# PAGE TEXT:
Dennett's not an eliminativist though. He's a critic of it. — fdrake
Although most discussions regarding eliminativism focus on the status of our notion of belief and other propositional attitudes, some philosophers have endorsed eliminativist claims about the phenomenal or qualitative states of the mind (see the entry on qualia). For example, Daniel Dennett (1978) has argued that our concept of pain is fundamentally flawed because it includes essential properties, like infallibility and intrinsic awfulness, that cannot co-exist in light of a well-documented phenomenon know as “reactive disassociation”. In certain conditions, drugs like morphine cause subjects to report that they are experiencing excruciating pain, but that it is not unpleasant. It seems we are either wrong to think that people cannot be mistaken about being in pain (wrong about infallibility), or pain needn’t be inherently awful (wrong about intrinsic awfulness). Dennett suggests that part of the reason we may have difficulty replicating pain in computational systems is because our concept is so defective that it picks out nothing real.
According to Dennett...the reality is that the representations that underlie human behavior are found in neural structures of which we know very little. And the same is true of the similar conception we have of our own minds. That conception does not capture an inner reality, but has arisen as a consequence of our need to communicate to others in rough and graspable fashion our various competencies and dispositions (and also, sometimes, to conceal them):
"Curiously, then, our first-person point of view of our own minds is not so different from our second- person point of view of others’ minds: we don’t see, or hear, or feel, the complicated neural machinery churning away in our brains but have to settle for an interpreted, digested version, a user-illusion that is so familiar to us that we take it not just for reality but also for the most indubitable and intimately known reality of all. "

# INFORMATION GIVEN:
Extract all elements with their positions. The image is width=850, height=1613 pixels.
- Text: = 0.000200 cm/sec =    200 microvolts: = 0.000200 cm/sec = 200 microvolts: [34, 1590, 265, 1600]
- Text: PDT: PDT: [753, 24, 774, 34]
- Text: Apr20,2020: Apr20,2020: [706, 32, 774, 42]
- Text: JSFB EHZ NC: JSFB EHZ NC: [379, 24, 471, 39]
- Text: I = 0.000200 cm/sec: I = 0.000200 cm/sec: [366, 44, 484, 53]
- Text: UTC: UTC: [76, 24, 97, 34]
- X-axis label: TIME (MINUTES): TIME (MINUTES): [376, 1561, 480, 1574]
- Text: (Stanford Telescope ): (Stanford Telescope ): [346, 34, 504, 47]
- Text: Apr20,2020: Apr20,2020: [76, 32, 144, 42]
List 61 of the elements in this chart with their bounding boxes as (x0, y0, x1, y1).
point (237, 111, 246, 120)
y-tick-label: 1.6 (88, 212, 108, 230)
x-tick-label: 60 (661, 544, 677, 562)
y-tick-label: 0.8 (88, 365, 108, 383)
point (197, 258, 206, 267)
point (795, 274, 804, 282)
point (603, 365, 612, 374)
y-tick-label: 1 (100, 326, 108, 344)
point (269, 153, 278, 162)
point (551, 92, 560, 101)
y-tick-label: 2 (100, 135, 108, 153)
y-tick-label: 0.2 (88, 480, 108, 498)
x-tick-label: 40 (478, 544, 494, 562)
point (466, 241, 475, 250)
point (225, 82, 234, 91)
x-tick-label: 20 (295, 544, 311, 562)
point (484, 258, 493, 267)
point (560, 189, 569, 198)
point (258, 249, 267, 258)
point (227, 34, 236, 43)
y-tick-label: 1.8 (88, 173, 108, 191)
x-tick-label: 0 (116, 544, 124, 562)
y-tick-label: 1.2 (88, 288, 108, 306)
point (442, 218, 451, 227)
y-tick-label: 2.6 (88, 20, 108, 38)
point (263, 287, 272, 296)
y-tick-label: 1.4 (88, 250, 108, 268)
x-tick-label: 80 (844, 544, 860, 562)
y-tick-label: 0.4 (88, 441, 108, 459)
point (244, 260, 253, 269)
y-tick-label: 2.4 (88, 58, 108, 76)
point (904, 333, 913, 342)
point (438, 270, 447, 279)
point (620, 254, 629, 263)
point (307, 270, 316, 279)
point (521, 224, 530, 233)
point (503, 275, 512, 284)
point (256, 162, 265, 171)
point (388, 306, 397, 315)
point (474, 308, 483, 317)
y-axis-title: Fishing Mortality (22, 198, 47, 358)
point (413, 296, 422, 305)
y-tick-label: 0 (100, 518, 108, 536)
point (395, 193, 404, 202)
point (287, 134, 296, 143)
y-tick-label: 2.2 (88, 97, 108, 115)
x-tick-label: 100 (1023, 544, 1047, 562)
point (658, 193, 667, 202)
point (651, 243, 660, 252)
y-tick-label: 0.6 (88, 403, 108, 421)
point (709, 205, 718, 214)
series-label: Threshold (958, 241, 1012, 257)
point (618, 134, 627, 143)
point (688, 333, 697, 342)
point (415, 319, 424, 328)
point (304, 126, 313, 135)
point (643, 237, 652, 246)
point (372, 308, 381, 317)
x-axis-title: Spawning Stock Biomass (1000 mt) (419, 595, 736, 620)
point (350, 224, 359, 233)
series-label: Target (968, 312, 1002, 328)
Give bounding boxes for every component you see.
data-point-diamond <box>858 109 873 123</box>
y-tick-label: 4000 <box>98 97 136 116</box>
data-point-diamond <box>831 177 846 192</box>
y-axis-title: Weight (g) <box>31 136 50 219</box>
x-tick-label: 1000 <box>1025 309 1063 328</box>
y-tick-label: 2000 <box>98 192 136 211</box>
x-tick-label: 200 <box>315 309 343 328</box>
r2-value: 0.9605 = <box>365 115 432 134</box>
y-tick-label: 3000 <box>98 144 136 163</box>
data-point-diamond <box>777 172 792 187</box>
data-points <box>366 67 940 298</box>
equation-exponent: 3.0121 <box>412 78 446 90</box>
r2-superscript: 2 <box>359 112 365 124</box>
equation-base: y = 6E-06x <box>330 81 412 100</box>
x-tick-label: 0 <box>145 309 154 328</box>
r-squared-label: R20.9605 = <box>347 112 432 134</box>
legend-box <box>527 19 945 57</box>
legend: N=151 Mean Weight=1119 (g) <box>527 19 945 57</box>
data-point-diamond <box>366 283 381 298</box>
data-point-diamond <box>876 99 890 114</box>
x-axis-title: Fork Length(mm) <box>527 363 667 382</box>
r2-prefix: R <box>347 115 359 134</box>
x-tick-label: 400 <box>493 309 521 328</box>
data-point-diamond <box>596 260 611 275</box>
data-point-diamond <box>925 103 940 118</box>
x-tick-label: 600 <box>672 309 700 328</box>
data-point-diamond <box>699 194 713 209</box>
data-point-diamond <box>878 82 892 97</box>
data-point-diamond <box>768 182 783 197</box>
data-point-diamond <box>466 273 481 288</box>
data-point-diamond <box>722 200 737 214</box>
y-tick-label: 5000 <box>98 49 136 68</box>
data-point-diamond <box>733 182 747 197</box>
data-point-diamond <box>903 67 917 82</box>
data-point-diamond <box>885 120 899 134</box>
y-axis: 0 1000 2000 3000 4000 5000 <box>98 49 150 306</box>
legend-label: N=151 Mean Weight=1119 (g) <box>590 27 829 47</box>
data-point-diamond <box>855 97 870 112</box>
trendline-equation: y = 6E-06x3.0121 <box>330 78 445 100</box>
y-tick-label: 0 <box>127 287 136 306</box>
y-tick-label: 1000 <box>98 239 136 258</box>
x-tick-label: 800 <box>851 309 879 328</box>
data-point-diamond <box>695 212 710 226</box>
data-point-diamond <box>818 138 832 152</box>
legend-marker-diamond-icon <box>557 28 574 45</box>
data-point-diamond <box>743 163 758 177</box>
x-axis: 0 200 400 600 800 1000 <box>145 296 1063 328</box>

# TASKS:
(1) In the text on Dennett and eliminativism, what two essential properties of our concept of pain are said to be unable to co-exist?
(2) Translate this sentence from the text on Dennett and eliminativism into Spanish: "And the same is true of the similar conception we have of our own minds."
(3) Continue the text on Dennett and eliminativism from the point where it stops, with one more paragraph.

# ANSWERS TO EACH TASK:
(1) Infallibility and intrinsic awfulness.

(2) Y lo mismo ocurre con la concepción similar que tenemos de nuestras propias mentes.

(3)
The trouble is that Dennett concludes not only that there is much more behind our behavioral competencies than is revealed to the first-person point of view—which is certainly true—but that nothing whatever is revealed to the first-person point of view but a “version” of the neural machinery. In other words, when I look at the American flag, it may seem to me that there are red stripes in my subjective visual field, but that is an illusion: the only reality, of which this is “an interpreted, digested version,” is that a physical process I can’t describe is going on in my visual cortex.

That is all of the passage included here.